=== DATA FOR THE TASK ===
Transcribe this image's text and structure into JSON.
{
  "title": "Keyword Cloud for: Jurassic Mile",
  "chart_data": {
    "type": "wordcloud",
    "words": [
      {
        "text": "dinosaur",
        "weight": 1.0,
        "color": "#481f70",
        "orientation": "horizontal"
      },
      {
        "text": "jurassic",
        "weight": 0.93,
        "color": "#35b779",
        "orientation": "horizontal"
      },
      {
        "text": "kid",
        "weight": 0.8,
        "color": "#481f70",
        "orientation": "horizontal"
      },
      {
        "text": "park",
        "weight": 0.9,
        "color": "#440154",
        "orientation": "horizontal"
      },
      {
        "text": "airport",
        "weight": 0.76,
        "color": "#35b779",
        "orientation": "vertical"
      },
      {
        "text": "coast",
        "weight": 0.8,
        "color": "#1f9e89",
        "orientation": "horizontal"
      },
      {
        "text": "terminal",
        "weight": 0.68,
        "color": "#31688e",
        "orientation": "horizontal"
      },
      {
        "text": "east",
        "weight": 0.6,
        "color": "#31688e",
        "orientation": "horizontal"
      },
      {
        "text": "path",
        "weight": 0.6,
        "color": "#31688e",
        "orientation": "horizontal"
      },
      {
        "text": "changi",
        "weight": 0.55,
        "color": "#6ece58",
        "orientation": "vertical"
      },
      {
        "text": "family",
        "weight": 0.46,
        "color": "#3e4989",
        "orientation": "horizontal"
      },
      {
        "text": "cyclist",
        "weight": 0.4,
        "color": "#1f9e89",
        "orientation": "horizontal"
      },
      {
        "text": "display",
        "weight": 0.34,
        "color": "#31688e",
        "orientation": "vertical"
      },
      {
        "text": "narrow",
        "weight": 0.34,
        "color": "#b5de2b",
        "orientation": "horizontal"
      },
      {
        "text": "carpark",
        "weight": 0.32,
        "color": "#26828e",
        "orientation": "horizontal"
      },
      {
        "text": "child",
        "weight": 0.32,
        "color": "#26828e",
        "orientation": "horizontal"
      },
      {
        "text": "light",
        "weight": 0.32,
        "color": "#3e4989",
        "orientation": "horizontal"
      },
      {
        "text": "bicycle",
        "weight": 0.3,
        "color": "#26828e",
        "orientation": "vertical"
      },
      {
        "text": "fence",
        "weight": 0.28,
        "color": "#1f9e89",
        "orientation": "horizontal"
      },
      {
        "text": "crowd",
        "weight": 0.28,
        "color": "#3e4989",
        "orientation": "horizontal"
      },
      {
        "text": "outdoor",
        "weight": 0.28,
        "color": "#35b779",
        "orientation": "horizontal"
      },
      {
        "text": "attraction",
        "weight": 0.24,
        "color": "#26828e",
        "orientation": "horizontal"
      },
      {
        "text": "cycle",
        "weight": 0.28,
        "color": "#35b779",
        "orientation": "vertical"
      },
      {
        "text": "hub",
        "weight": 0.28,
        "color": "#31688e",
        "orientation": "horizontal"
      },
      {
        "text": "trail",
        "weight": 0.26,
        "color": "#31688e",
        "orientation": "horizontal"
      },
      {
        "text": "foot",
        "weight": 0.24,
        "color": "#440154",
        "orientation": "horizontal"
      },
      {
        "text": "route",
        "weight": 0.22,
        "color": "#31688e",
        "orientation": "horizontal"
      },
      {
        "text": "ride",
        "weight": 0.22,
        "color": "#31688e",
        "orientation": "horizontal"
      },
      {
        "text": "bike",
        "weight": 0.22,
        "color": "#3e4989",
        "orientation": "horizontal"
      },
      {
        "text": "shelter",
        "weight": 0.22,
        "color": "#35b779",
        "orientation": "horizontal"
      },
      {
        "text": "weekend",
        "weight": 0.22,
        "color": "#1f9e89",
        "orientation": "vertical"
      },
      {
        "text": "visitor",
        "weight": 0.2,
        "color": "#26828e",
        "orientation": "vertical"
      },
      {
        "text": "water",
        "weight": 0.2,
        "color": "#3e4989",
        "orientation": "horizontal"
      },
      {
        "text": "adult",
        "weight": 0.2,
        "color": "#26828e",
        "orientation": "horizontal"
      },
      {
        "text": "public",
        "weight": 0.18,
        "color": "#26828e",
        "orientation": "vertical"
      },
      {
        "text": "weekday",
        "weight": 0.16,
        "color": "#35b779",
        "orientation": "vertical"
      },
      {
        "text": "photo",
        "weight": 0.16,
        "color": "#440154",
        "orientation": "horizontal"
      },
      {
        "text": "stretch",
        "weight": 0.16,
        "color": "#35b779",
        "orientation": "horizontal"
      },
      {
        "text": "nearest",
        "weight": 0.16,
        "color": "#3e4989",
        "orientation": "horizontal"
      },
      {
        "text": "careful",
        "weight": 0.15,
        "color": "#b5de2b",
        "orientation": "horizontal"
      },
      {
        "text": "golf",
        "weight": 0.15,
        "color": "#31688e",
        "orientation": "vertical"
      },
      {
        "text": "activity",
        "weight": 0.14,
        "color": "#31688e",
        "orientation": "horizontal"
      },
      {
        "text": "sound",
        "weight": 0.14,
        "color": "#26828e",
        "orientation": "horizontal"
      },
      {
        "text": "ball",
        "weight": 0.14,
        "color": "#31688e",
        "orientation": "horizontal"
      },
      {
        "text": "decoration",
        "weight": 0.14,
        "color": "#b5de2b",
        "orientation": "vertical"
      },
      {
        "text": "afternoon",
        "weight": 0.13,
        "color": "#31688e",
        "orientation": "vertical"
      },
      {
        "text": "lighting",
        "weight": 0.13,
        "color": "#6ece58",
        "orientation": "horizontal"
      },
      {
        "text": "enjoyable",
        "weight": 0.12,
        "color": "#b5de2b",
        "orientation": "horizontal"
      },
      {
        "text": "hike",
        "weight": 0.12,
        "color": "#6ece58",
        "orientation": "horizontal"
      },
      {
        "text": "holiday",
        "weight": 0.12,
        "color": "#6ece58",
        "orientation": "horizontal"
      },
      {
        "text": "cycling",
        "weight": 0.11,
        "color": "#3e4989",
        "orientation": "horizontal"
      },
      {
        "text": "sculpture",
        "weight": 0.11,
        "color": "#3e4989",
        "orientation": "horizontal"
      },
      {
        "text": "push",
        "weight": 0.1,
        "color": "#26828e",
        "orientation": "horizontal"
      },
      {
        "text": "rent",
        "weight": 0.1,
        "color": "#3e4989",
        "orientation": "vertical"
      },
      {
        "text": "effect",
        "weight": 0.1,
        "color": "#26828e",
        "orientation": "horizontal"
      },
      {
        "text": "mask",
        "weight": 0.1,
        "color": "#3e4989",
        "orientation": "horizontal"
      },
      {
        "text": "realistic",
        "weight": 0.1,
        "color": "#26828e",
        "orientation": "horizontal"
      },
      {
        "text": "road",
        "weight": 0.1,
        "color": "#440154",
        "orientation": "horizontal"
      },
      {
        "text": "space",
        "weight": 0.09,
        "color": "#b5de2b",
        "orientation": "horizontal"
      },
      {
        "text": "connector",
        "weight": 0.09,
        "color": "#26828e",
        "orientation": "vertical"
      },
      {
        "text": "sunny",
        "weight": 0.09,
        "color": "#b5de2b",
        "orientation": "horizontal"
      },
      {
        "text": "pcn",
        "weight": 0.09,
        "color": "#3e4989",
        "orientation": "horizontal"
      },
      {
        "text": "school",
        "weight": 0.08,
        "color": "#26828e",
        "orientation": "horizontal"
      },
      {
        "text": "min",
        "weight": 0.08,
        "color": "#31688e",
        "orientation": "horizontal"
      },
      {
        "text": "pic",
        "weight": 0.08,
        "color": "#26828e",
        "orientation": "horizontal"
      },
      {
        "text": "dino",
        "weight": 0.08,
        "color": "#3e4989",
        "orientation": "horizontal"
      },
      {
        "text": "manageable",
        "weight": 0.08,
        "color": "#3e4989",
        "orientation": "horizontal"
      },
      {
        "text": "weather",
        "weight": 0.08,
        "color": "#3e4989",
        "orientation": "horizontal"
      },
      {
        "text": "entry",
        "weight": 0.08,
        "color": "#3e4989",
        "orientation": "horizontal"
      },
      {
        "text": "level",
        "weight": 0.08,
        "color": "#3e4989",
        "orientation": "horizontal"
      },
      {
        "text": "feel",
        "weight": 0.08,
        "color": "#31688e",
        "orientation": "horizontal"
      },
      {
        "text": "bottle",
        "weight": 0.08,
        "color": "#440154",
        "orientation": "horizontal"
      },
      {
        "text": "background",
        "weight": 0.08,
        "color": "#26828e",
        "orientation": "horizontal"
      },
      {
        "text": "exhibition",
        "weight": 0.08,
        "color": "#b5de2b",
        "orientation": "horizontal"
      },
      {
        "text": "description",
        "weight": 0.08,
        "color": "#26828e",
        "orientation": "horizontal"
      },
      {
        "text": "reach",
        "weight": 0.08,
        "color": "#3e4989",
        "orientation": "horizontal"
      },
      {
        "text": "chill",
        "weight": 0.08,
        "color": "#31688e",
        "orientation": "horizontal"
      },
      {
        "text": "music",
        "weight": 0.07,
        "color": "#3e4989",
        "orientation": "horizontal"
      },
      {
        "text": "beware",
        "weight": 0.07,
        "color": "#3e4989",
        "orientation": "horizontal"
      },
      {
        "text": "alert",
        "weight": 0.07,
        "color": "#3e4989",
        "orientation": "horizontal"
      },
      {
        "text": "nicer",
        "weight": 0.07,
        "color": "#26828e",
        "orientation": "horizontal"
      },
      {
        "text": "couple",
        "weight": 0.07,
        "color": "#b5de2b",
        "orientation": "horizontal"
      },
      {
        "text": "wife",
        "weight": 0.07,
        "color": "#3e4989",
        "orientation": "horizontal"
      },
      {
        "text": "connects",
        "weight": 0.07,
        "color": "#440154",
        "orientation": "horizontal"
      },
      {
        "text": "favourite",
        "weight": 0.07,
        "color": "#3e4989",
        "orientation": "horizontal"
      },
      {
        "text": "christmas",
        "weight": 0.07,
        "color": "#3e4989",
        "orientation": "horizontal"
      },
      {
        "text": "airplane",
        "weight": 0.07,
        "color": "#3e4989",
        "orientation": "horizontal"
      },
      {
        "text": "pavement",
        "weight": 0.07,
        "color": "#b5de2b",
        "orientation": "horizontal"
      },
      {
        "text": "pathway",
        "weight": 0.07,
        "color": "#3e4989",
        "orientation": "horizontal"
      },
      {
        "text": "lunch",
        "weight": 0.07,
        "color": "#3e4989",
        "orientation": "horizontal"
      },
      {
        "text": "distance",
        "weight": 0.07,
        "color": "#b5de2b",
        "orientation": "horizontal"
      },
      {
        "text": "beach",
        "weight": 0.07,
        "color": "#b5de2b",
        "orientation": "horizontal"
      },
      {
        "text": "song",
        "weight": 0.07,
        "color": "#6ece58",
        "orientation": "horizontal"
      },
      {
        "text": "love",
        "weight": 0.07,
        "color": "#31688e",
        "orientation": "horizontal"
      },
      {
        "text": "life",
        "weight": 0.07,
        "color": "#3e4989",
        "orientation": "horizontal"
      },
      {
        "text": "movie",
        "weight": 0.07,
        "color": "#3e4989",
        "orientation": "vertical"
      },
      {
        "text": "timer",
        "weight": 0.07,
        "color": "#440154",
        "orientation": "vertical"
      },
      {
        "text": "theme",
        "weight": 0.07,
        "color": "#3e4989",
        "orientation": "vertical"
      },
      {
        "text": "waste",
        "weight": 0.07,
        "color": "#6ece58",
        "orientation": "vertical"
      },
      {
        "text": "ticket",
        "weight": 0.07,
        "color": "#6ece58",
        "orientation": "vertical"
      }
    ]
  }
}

* * *

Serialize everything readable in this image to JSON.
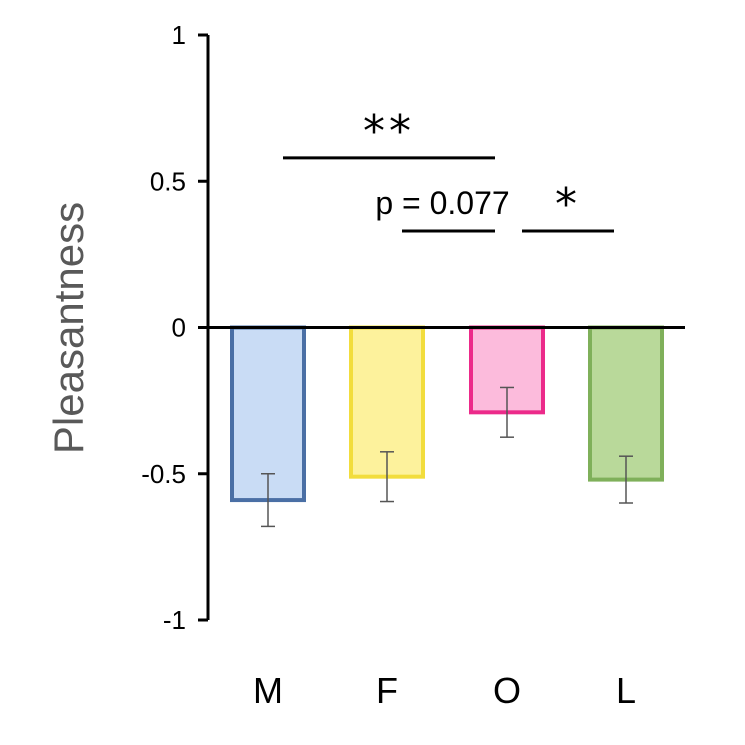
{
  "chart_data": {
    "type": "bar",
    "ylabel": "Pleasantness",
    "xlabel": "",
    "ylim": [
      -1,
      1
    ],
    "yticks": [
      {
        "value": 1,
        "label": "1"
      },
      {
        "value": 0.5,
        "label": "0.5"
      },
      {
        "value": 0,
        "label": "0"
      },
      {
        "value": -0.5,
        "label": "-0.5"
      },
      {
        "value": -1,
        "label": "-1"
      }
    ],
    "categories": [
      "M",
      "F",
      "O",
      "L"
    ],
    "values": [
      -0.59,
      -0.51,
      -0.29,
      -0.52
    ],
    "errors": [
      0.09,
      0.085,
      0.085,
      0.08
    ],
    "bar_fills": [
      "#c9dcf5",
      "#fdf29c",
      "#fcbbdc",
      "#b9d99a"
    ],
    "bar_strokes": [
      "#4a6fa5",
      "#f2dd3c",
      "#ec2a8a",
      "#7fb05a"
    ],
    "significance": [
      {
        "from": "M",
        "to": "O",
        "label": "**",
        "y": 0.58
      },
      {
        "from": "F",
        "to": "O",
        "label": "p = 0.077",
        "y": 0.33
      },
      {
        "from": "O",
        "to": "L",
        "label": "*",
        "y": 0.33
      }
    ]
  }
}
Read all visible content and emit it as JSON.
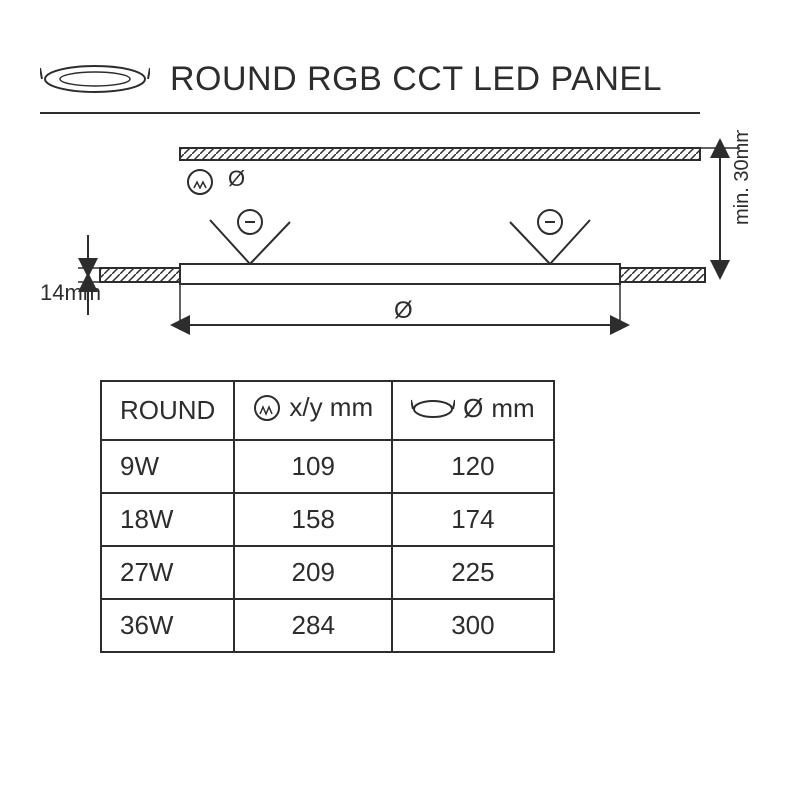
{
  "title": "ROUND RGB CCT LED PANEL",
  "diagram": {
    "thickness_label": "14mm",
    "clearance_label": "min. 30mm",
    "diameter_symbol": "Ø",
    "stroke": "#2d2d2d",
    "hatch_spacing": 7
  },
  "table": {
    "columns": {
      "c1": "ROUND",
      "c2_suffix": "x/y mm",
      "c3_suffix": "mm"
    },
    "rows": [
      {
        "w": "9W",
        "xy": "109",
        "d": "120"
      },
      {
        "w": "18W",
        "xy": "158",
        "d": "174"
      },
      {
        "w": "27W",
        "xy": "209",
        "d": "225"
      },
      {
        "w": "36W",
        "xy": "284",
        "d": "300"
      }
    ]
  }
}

...

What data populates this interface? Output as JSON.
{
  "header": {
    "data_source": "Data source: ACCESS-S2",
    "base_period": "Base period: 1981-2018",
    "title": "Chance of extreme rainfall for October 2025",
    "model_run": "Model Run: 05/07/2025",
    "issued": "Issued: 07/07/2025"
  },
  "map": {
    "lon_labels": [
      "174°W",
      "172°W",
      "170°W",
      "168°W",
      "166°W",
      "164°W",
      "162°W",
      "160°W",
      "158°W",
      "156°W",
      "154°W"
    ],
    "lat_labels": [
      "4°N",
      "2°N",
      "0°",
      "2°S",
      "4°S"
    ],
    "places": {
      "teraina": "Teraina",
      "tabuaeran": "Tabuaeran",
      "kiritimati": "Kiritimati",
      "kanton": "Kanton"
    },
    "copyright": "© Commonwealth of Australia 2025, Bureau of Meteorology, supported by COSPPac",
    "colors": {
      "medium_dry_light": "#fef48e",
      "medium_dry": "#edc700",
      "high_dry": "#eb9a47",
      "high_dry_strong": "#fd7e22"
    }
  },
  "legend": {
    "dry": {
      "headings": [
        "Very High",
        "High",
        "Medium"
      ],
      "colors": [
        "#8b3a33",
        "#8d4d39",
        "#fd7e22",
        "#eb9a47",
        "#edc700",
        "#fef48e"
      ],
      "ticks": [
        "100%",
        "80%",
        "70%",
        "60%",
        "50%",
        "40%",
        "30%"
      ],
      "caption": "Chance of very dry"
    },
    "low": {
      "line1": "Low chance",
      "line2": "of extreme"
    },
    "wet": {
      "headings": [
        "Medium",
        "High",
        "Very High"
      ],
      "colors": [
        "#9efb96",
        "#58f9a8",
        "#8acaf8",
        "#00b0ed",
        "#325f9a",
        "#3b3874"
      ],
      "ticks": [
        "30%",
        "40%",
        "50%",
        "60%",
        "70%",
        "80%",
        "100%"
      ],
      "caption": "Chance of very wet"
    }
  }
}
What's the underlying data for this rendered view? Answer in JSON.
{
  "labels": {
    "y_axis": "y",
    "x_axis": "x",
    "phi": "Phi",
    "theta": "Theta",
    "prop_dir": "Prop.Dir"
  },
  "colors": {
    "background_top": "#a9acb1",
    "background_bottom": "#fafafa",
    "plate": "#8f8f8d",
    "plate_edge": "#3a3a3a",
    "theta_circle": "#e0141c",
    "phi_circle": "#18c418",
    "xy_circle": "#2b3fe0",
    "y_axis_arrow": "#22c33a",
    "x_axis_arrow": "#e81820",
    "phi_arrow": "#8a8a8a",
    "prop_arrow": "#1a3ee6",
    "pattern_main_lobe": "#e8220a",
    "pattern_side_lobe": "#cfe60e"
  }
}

=== GIVEN INSTRUCTION ===
Go through the records and gather the lines that hold "this".

=== WRITTEN SOLUTION ===
Transcribe this image's text and structure into JSON.
Serialize everything readable in this image to JSON.
What data populates this interface? Output as JSON.
What's the underlying data for this rendered view? Answer in JSON.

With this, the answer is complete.